[EXERCISE BRIEF]: Which lines contain the string "instructions"? Please list every one of them.

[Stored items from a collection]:
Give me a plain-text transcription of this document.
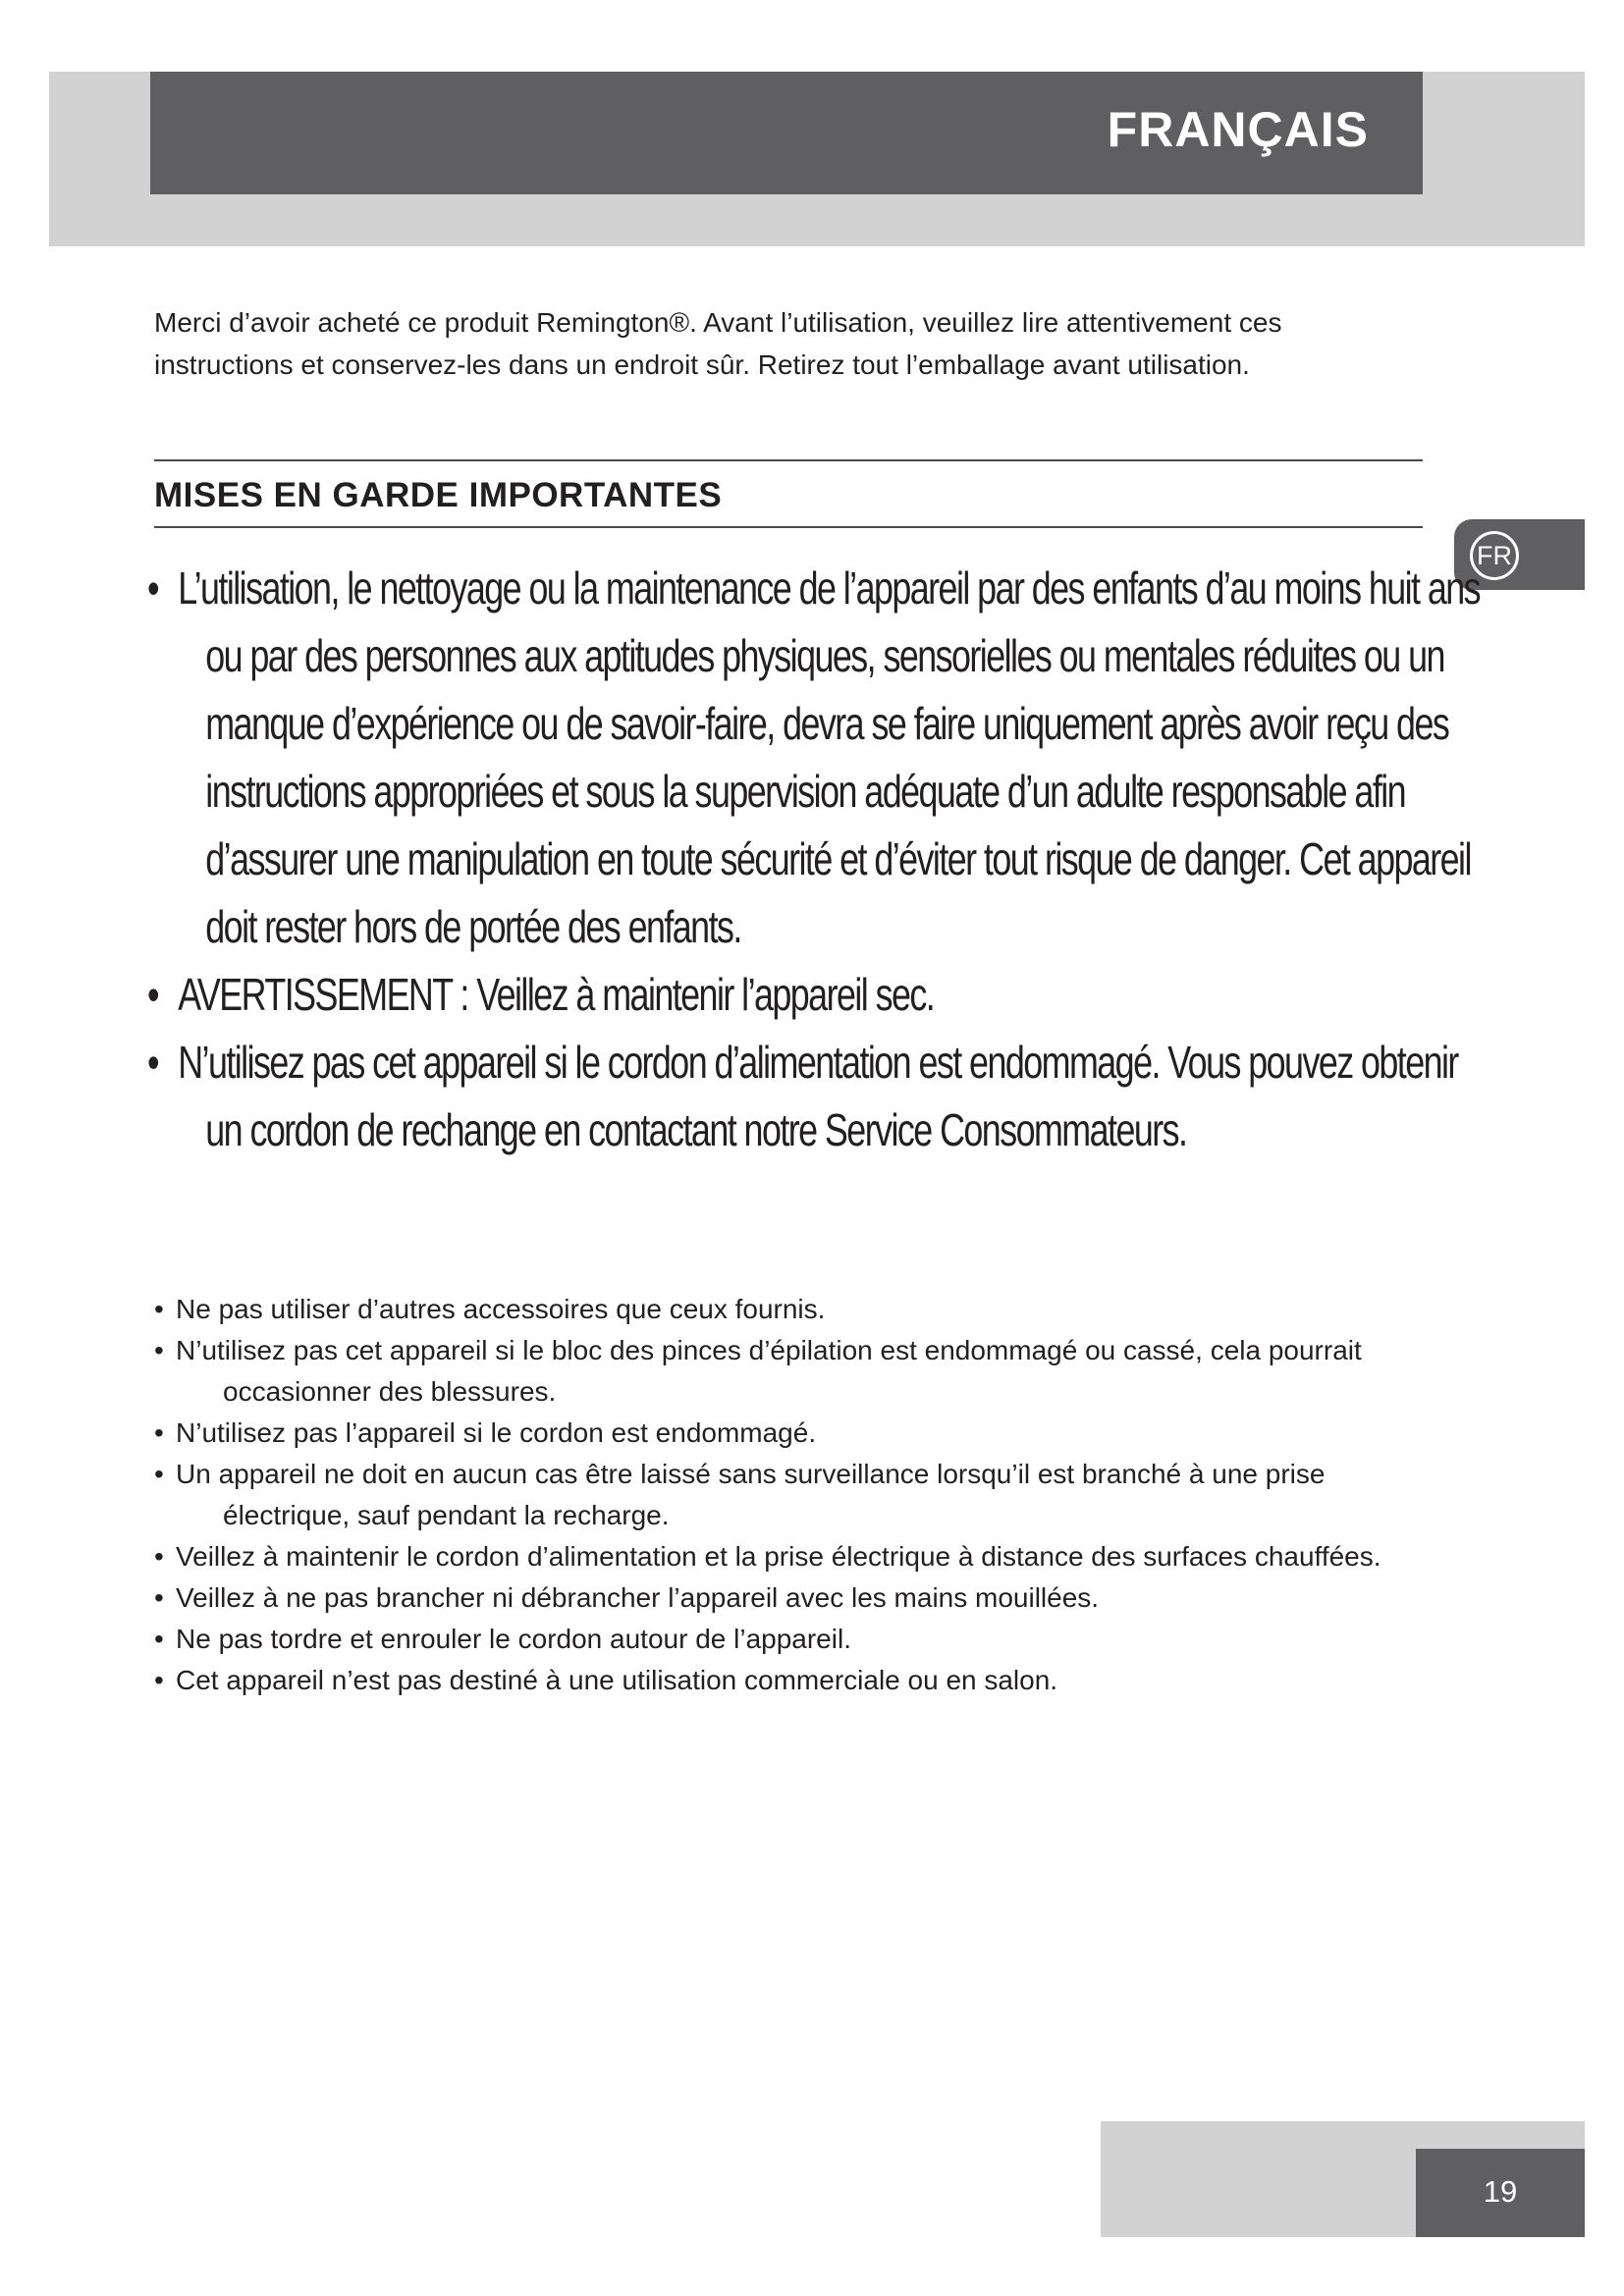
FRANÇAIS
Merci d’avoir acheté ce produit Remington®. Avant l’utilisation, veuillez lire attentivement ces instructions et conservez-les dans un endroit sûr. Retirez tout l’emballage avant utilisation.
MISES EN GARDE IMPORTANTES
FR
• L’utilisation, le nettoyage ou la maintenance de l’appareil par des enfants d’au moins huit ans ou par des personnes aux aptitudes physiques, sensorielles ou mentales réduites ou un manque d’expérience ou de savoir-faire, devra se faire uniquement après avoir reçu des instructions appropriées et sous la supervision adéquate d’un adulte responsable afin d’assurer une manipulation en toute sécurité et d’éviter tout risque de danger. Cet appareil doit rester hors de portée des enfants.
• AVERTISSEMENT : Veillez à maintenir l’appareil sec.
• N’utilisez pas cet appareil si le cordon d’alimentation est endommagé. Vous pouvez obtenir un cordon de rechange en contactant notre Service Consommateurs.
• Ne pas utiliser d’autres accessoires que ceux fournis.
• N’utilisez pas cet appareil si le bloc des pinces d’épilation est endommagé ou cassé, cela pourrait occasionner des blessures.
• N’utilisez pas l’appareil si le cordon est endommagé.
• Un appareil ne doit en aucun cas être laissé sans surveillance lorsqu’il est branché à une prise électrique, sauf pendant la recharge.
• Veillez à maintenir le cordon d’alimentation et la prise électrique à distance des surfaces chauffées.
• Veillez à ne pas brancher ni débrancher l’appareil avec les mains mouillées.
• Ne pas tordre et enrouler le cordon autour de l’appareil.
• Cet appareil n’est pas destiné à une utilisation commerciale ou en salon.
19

* * *

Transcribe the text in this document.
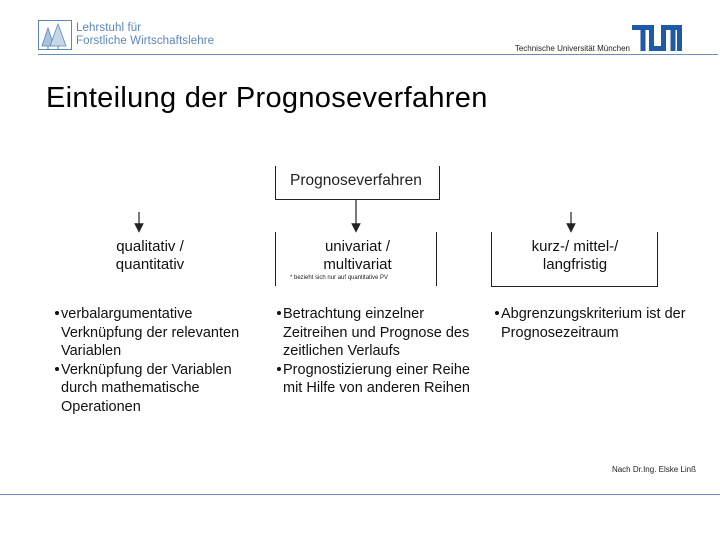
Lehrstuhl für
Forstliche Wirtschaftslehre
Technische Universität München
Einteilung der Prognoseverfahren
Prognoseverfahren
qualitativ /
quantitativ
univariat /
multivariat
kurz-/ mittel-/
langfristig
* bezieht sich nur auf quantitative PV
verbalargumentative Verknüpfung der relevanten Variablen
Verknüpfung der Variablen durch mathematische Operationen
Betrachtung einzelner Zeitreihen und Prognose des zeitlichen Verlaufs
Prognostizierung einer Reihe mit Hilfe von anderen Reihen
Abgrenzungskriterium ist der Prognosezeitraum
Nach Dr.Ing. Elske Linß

...

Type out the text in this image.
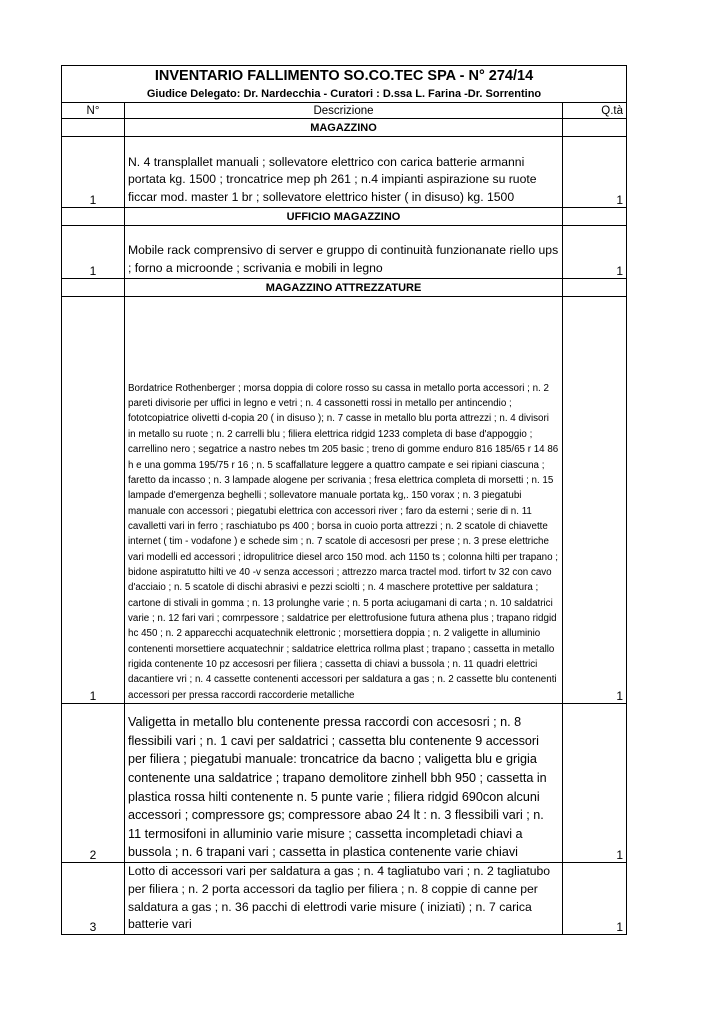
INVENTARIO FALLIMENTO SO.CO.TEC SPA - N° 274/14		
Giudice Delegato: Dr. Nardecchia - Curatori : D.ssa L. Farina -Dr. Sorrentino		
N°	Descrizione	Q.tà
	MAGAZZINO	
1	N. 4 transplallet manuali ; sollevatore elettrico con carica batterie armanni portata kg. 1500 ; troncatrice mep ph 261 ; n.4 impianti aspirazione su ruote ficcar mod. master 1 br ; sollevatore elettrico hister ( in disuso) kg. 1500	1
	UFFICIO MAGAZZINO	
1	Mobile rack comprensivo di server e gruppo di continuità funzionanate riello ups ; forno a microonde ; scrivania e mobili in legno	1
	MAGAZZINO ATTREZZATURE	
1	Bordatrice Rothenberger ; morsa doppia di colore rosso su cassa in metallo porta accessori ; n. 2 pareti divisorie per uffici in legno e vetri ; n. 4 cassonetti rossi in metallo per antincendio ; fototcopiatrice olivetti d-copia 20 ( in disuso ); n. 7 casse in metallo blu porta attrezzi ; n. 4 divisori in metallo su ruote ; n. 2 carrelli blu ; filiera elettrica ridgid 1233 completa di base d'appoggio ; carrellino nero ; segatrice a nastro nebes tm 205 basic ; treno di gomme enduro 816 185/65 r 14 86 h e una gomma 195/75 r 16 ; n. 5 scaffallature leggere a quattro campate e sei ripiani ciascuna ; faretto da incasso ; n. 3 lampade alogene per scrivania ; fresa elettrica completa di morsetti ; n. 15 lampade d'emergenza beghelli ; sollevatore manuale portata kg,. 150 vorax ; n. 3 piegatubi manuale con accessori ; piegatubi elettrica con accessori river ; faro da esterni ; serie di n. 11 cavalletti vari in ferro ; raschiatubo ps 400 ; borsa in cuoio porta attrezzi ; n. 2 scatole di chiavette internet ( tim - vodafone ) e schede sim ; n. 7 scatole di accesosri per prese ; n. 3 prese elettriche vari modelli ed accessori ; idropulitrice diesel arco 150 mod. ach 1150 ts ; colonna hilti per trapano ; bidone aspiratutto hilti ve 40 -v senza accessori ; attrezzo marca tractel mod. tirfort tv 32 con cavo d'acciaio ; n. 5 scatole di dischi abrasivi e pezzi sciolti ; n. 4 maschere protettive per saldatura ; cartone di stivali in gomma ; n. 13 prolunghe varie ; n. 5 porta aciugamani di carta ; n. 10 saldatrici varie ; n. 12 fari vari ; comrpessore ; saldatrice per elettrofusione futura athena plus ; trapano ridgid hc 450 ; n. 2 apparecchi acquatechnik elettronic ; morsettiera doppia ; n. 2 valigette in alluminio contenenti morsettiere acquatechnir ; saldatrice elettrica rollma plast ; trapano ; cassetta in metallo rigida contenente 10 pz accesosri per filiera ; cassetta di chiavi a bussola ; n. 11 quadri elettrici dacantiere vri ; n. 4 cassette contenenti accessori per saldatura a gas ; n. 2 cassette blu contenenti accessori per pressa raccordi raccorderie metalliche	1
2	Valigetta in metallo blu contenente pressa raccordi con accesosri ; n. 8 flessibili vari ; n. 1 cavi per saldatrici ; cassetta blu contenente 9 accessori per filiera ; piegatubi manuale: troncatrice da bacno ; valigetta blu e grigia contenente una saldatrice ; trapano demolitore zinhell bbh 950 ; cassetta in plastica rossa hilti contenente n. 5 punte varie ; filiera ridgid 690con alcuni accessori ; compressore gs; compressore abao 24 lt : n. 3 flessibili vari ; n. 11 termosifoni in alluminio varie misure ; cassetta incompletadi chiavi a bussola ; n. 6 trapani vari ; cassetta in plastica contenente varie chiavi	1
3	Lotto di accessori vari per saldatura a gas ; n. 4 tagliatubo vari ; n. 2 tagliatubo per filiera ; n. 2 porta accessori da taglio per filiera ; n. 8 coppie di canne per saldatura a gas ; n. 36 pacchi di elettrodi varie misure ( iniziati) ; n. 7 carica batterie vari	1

[RESPONSE TO THIS TASK]:
Merci d’avoir acheté ce produit Remington®. Avant l’utilisation, veuillez lire attentivement ces instructions et conservez-les dans un endroit sûr. Retirez tout l’emballage avant utilisation.
• L’utilisation, le nettoyage ou la maintenance de l’appareil par des enfants d’au moins huit ans ou par des personnes aux aptitudes physiques, sensorielles ou mentales réduites ou un manque d’expérience ou de savoir-faire, devra se faire uniquement après avoir reçu des instructions appropriées et sous la supervision adéquate d’un adulte responsable afin d’assurer une manipulation en toute sécurité et d’éviter tout risque de danger. Cet appareil doit rester hors de portée des enfants.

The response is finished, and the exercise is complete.